= TASK STATEMENT =
Sort through the entries below and pull out lines containing the word "Studio".

(Data records)
BEGIN

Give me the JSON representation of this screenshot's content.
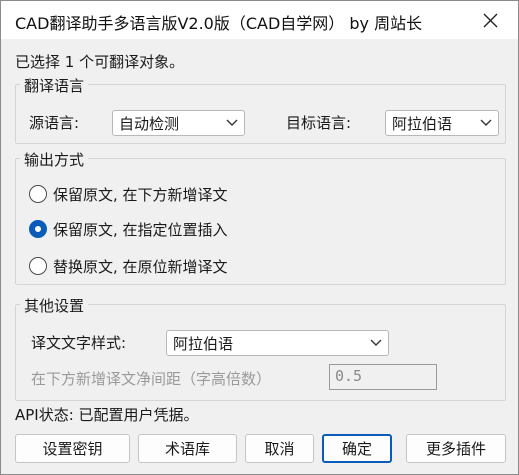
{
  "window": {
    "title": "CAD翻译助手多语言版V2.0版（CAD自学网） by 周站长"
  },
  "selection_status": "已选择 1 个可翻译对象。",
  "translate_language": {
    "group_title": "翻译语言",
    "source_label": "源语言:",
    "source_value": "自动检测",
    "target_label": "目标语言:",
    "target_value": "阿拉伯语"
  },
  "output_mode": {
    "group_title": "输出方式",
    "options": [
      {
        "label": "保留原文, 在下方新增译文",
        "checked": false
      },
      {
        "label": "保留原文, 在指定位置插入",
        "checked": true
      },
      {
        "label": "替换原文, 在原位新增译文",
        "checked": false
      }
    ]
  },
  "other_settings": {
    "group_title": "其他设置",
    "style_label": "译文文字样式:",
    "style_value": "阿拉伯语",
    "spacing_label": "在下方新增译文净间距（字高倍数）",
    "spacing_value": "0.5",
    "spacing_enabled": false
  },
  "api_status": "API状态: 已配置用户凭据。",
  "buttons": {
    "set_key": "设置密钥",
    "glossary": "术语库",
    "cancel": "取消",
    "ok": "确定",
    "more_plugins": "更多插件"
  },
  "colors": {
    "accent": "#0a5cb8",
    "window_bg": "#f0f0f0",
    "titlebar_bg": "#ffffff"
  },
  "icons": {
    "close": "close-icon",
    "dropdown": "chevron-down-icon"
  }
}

END
BEGIN

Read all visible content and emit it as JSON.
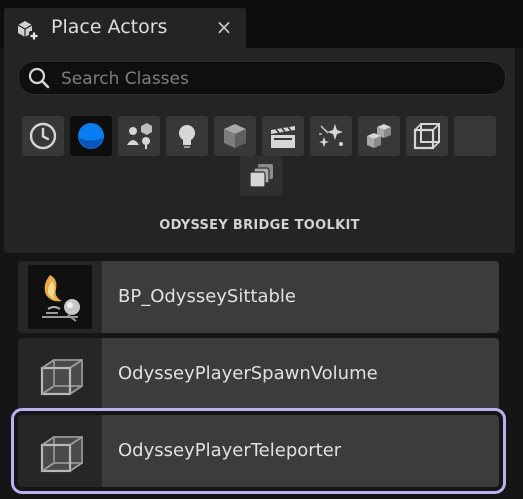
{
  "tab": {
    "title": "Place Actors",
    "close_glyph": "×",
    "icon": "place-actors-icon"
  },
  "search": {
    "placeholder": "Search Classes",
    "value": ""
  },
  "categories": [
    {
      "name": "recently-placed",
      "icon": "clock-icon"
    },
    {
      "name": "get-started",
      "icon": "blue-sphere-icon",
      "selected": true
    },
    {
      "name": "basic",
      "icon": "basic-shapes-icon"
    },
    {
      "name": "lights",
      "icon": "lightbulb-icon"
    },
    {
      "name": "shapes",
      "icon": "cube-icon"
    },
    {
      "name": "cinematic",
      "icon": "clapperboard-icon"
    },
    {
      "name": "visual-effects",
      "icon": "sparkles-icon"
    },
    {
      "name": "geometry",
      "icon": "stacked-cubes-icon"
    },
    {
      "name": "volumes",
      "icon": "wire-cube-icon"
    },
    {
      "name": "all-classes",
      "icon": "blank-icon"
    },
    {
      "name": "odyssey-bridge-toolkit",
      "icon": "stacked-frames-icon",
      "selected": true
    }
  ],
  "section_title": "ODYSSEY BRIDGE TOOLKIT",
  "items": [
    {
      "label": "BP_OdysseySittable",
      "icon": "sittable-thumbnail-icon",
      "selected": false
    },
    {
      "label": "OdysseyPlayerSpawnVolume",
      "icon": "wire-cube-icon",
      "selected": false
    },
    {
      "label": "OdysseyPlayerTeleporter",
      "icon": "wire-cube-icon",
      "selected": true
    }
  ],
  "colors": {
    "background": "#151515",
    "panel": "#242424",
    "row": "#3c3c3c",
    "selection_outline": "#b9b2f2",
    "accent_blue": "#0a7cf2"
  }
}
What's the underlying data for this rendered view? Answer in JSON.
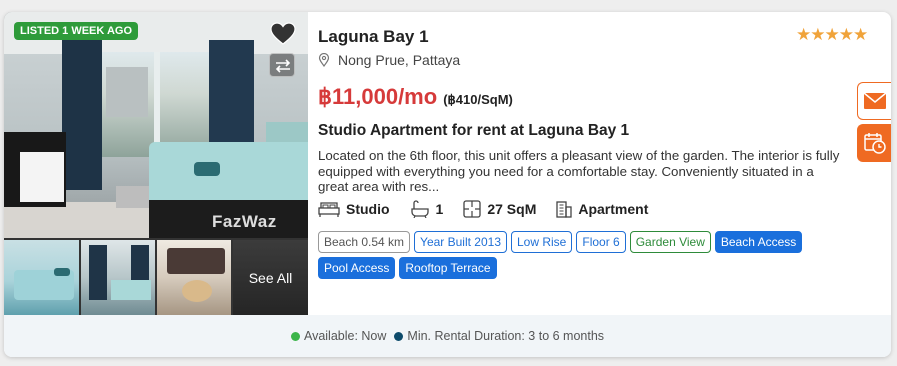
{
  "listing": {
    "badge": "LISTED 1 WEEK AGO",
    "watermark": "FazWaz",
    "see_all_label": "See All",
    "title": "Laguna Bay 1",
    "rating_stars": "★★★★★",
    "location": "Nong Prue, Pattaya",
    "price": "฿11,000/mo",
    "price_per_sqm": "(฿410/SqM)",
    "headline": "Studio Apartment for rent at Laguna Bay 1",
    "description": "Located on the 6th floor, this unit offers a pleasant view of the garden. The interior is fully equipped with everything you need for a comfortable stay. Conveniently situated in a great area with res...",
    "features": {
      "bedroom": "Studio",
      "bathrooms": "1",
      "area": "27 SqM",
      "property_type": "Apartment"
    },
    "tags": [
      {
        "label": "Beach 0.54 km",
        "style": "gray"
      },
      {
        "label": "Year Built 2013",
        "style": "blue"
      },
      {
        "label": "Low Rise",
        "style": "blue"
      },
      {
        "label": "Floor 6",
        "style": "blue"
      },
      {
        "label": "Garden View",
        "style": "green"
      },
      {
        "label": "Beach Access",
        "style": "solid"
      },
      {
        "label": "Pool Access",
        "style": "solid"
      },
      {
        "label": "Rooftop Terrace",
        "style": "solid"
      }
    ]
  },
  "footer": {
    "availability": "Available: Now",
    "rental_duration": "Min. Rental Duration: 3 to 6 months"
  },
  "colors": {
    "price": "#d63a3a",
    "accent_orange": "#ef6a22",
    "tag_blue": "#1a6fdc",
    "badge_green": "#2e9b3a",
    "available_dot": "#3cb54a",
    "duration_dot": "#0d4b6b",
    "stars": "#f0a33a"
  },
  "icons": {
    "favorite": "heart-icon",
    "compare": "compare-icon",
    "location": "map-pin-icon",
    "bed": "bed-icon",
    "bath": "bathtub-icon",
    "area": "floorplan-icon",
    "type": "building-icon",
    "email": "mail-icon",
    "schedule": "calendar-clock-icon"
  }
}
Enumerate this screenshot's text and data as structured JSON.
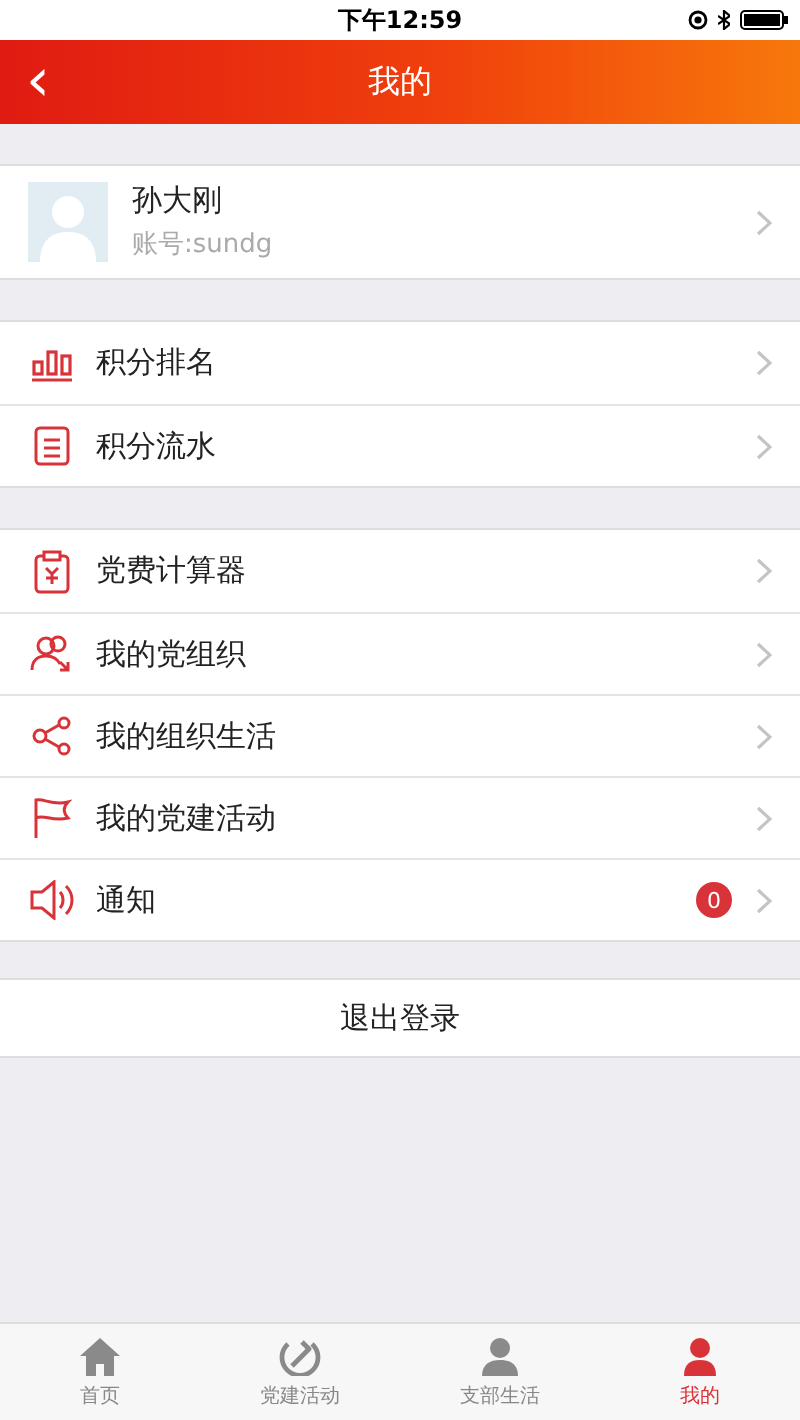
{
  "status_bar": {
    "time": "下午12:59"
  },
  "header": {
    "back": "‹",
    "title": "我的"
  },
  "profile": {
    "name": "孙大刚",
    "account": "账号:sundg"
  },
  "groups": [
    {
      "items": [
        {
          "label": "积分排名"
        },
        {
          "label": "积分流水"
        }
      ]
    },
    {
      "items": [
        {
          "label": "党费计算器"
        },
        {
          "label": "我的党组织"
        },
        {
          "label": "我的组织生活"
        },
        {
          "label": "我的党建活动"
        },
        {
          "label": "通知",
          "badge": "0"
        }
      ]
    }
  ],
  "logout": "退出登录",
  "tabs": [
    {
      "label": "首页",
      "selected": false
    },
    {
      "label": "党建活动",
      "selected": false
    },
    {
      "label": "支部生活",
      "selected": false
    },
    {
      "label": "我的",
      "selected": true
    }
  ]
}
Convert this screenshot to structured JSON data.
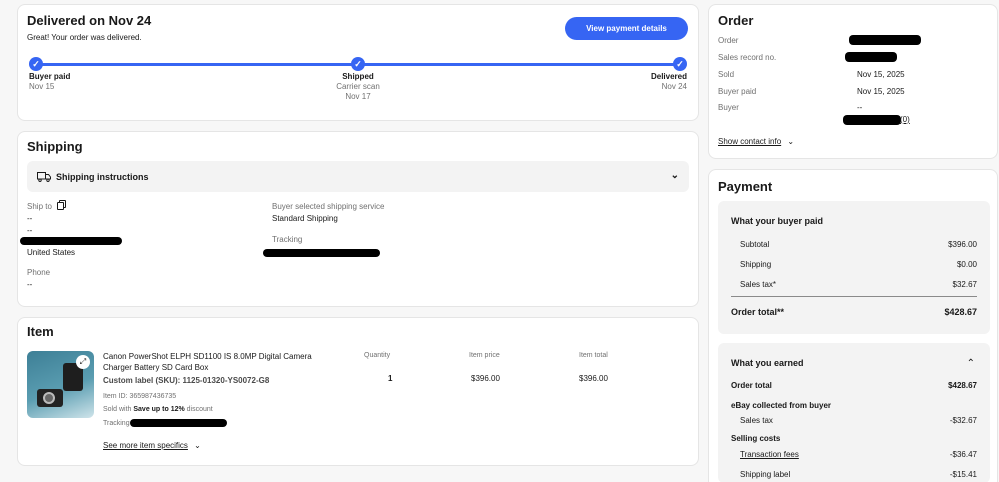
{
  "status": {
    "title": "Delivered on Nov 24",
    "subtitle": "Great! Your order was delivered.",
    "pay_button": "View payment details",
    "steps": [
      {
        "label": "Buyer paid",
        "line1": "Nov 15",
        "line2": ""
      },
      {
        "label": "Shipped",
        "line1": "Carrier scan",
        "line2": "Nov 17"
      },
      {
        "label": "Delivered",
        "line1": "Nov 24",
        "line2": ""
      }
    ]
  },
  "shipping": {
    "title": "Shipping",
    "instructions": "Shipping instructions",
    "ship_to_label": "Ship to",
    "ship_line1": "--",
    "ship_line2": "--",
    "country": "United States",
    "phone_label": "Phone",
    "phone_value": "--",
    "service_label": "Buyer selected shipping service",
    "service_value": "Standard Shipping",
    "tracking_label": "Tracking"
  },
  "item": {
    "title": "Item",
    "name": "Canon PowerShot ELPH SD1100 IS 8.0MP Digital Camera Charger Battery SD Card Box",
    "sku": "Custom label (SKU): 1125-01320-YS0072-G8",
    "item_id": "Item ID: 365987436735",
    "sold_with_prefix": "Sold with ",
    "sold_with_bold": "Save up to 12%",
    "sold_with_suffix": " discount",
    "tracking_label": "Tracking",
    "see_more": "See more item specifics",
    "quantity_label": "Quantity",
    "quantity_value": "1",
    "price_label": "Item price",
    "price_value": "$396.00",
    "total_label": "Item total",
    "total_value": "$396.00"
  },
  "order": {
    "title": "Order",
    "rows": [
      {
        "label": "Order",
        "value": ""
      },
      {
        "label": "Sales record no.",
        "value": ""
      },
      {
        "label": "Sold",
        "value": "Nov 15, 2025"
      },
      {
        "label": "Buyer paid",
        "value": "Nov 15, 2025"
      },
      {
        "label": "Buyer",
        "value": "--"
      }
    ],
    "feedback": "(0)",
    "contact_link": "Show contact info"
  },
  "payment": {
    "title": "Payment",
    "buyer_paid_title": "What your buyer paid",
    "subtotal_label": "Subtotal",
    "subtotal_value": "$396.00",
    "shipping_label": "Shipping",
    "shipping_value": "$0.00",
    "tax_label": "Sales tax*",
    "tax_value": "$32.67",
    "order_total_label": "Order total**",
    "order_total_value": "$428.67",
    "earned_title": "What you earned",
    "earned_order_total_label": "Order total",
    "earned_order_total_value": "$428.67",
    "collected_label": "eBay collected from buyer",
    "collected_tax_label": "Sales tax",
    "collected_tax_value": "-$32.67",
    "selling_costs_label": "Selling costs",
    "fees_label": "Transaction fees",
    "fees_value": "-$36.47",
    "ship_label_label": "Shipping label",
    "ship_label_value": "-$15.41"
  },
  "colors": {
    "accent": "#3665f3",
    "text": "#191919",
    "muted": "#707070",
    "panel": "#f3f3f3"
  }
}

END
BEGIN

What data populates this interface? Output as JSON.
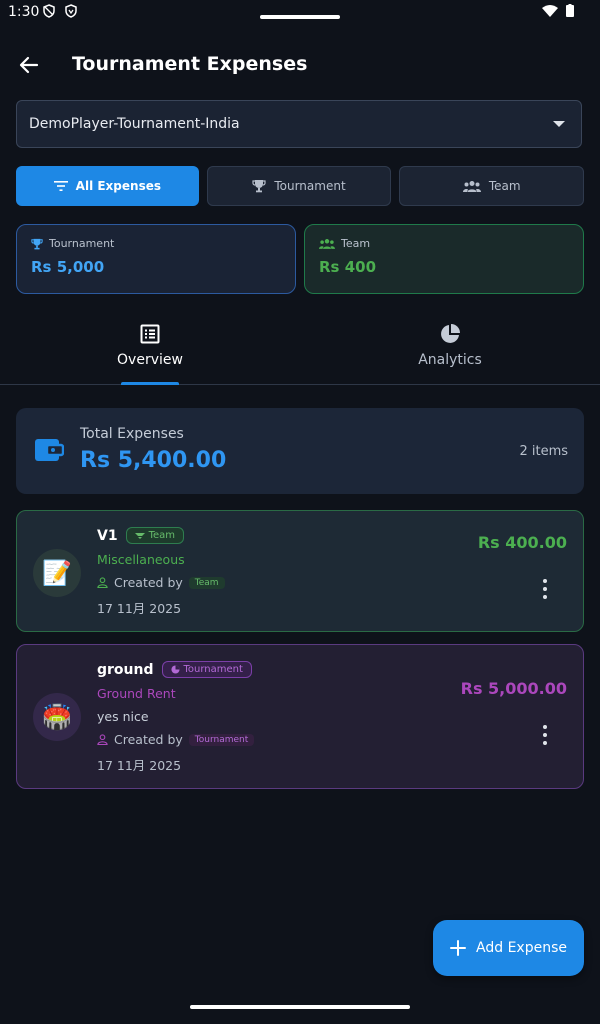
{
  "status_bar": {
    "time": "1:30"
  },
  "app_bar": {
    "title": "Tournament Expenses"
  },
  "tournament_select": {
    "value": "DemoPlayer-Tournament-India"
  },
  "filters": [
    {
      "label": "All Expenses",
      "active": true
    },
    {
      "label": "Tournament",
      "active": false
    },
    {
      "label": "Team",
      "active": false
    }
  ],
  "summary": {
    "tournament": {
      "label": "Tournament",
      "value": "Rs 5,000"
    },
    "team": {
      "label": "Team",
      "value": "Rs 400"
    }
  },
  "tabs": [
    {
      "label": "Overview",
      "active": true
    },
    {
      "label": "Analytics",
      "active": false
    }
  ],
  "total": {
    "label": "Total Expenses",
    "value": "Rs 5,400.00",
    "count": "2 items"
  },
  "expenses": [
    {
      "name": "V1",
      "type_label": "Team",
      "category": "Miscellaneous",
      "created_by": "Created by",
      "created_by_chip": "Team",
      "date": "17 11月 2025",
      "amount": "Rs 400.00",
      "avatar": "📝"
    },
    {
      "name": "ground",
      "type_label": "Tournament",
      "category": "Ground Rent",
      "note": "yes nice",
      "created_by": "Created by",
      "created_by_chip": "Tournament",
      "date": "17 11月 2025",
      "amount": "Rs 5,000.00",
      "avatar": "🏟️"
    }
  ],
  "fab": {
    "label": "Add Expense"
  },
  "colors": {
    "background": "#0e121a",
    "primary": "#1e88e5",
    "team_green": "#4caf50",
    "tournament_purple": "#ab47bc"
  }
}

END

= RESPONSE TO THIS EXERCISE =
    "headline": "Studio Apartment for rent at Laguna Bay 1",
      "bedroom": "Studio",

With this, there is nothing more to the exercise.